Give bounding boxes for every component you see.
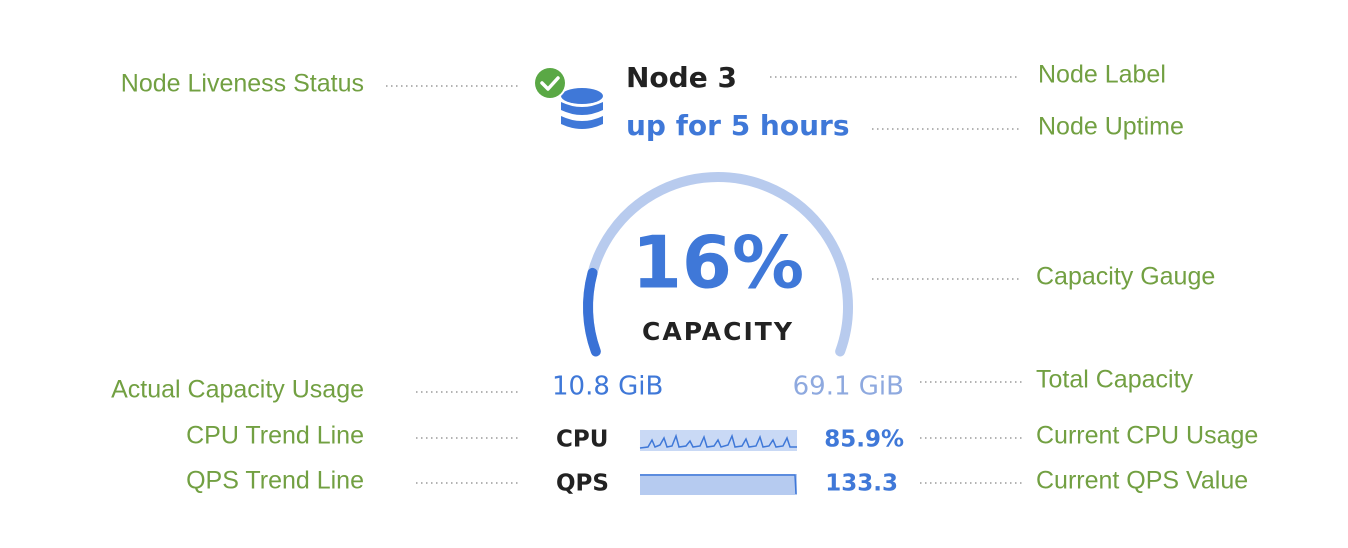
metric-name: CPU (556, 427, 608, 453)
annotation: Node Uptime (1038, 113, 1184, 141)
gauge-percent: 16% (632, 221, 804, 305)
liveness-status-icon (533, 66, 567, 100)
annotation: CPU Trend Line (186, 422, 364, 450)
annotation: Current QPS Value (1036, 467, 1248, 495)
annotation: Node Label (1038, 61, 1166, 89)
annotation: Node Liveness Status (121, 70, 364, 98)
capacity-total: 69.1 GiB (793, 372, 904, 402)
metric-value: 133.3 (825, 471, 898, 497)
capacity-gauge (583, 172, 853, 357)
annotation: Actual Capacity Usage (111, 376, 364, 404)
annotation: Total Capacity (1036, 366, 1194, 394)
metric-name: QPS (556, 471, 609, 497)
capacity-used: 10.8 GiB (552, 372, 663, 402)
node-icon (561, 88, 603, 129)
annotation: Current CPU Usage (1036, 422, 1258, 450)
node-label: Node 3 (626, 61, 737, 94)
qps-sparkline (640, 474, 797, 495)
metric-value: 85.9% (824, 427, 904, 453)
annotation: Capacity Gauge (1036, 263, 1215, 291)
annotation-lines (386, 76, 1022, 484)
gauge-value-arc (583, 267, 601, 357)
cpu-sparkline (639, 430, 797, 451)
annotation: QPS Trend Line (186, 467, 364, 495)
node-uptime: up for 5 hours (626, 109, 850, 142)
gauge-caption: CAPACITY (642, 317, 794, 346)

|---|

## Task directions
Copy every line of the data above word for word, but leave out the picture.

## Solved problem
Give bounding boxes for every component you see.
metric-name: CPU (556, 427, 608, 453)
annotation: Node Uptime (1038, 113, 1184, 141)
gauge-percent: 16% (632, 221, 804, 305)
liveness-status-icon (533, 66, 567, 100)
annotation: CPU Trend Line (186, 422, 364, 450)
annotation: Current QPS Value (1036, 467, 1248, 495)
annotation: Node Label (1038, 61, 1166, 89)
annotation: Node Liveness Status (121, 70, 364, 98)
capacity-total: 69.1 GiB (793, 372, 904, 402)
metric-value: 133.3 (825, 471, 898, 497)
capacity-gauge (583, 172, 853, 357)
annotation: Actual Capacity Usage (111, 376, 364, 404)
annotation: Total Capacity (1036, 366, 1194, 394)
metric-name: QPS (556, 471, 609, 497)
capacity-used: 10.8 GiB (552, 372, 663, 402)
node-icon (561, 88, 603, 129)
annotation: Current CPU Usage (1036, 422, 1258, 450)
node-label: Node 3 (626, 61, 737, 94)
qps-sparkline (640, 474, 797, 495)
metric-value: 85.9% (824, 427, 904, 453)
annotation: Capacity Gauge (1036, 263, 1215, 291)
annotation-lines (386, 76, 1022, 484)
gauge-value-arc (583, 267, 601, 357)
cpu-sparkline (639, 430, 797, 451)
annotation: QPS Trend Line (186, 467, 364, 495)
node-uptime: up for 5 hours (626, 109, 850, 142)
gauge-caption: CAPACITY (642, 317, 794, 346)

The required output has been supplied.